** start of Stored data **

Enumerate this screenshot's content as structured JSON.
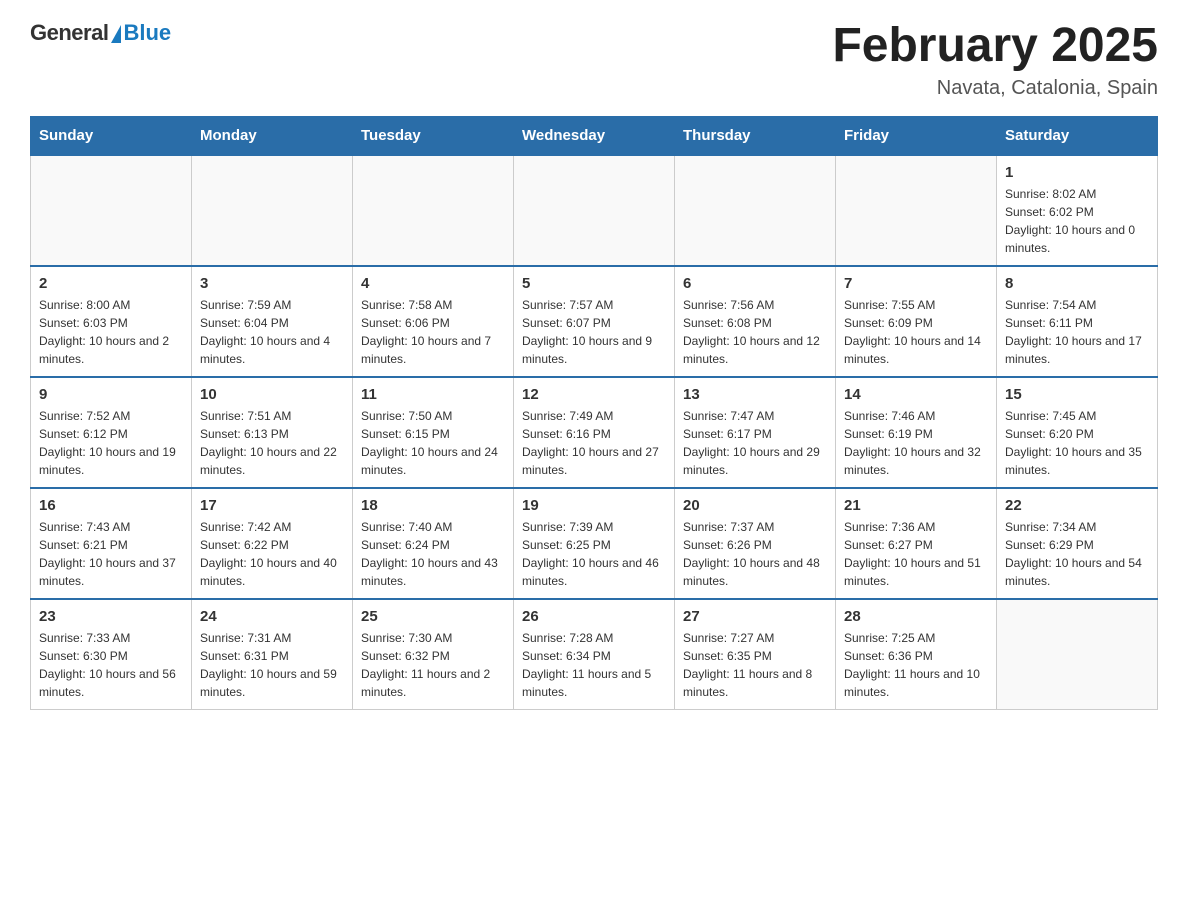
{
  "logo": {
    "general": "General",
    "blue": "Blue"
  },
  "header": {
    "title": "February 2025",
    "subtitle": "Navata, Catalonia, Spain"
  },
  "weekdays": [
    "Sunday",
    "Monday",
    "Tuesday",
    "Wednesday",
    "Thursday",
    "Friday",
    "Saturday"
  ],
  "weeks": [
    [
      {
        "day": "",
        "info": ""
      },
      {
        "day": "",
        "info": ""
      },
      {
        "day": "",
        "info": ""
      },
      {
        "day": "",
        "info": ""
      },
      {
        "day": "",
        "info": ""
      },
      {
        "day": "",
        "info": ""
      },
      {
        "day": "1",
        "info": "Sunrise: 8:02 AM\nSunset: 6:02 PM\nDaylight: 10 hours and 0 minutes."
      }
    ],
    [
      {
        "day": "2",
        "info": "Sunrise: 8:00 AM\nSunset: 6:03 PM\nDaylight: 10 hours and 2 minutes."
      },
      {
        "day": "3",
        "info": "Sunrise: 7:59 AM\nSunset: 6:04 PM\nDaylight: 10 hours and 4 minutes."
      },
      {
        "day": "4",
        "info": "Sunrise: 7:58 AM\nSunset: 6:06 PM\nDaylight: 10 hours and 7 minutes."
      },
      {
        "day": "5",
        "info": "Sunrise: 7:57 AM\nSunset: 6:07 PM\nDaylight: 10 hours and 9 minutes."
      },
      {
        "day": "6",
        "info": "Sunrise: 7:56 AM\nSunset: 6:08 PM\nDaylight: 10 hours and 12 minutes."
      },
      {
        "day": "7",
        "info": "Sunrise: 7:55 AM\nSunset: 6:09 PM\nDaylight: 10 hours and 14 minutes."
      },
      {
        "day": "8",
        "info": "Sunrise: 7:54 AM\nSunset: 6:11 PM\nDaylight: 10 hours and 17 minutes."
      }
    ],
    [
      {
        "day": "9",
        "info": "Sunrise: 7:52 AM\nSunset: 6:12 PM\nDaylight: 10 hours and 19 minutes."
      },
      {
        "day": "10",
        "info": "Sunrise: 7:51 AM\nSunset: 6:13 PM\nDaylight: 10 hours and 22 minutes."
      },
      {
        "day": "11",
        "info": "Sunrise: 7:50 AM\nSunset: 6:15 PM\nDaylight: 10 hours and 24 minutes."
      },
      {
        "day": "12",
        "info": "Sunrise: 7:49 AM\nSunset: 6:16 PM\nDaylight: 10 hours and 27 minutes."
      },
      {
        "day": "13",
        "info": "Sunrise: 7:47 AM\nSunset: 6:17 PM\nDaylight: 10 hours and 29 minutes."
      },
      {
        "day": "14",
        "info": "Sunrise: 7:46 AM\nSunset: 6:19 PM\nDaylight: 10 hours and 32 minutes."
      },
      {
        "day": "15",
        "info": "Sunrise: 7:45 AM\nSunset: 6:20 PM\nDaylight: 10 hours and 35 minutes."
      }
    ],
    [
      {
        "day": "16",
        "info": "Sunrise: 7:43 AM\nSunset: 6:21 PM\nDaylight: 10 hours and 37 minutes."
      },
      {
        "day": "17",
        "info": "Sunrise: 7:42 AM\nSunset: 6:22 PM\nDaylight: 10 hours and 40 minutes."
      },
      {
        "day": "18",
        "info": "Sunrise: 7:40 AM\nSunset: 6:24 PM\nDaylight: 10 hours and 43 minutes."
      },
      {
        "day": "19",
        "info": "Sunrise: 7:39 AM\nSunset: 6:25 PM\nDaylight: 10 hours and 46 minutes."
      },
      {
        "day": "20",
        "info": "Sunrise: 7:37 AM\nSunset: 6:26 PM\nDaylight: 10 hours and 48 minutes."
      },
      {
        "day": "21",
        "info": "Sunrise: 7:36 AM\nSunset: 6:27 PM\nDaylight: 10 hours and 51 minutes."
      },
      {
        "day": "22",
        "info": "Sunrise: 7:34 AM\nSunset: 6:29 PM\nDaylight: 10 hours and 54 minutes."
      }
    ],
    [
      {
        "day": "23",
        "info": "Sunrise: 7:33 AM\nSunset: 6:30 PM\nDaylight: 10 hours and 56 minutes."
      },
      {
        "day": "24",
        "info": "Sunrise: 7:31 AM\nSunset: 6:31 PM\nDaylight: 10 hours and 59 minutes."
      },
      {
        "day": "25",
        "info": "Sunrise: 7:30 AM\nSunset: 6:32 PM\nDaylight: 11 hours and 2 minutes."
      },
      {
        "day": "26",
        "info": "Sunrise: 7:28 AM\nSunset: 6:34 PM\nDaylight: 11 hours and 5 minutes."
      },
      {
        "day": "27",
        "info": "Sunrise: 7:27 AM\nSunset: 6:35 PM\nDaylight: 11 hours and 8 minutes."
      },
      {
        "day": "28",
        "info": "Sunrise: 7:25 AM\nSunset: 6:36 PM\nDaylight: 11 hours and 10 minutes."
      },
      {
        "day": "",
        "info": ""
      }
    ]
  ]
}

** end of Stored data **
** start of Stored data **

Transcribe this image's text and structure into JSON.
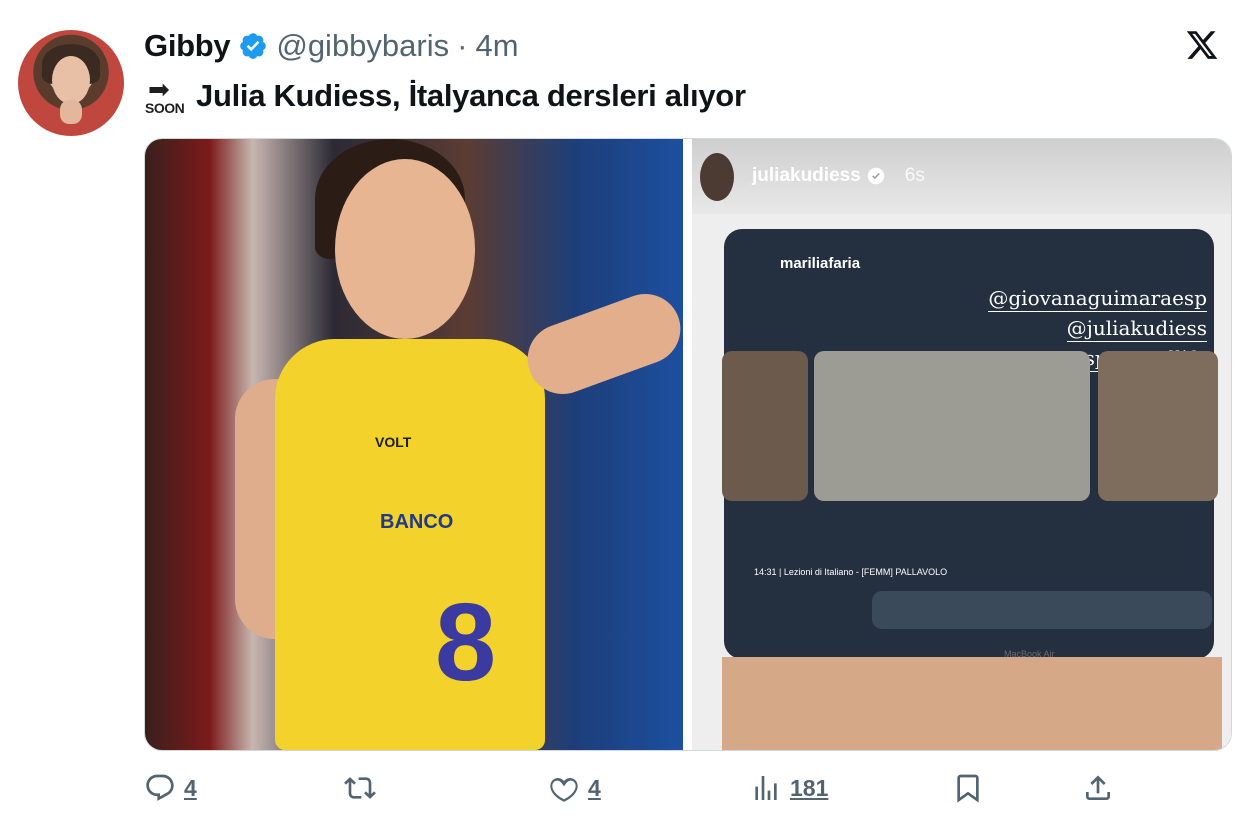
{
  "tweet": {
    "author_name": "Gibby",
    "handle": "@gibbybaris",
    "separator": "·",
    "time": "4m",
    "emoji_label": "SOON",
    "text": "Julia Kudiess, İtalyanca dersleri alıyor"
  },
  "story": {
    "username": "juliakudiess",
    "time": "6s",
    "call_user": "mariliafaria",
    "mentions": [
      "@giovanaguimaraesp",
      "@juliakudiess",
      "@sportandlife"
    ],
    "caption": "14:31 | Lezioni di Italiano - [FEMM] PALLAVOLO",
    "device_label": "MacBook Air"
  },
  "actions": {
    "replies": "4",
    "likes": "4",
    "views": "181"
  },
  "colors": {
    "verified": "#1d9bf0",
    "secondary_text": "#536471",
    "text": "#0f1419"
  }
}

** end of Stored data **
** start of Stored data **

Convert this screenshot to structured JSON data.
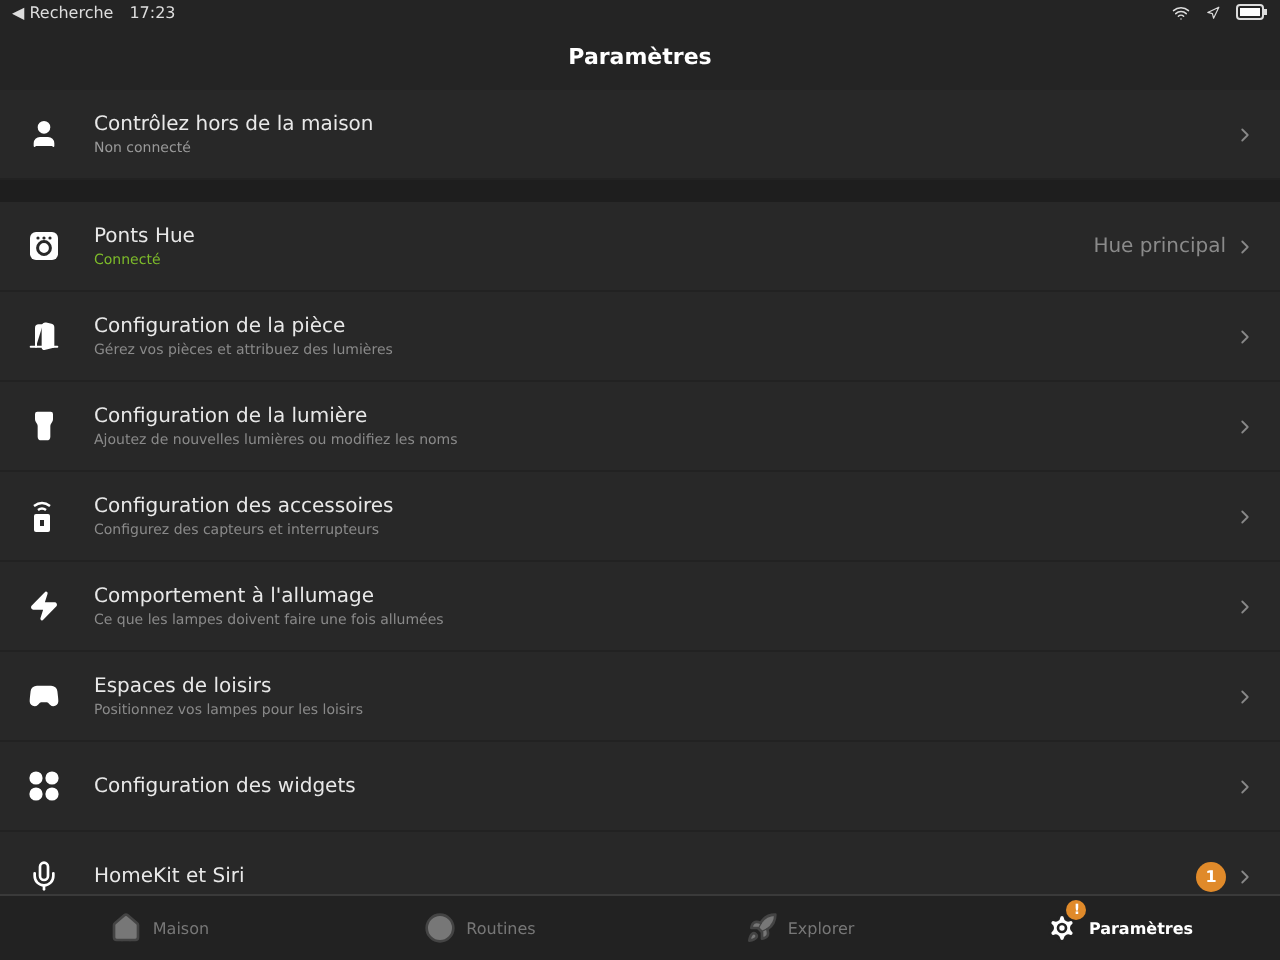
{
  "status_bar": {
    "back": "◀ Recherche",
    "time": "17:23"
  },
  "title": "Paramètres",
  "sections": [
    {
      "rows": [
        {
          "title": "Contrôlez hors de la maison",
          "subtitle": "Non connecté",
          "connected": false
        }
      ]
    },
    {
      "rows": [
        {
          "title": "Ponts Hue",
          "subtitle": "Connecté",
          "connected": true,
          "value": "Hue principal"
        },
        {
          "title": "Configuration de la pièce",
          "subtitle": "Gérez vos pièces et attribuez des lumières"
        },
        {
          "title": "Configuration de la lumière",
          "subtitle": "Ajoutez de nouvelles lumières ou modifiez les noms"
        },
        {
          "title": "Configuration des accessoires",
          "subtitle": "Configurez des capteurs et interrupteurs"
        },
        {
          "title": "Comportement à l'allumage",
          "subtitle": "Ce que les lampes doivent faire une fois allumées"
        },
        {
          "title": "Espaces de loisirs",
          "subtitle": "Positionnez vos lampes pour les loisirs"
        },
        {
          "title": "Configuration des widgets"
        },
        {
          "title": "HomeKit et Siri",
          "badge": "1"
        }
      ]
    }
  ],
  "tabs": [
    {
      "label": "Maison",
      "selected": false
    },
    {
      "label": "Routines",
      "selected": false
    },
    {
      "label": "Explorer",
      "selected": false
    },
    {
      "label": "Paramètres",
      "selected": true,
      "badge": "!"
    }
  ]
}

** end of Stored data **

From the records above, copy every line that holds the word "juliakudiess".

Written response:
    "username": "juliakudiess",
      "@juliakudiess",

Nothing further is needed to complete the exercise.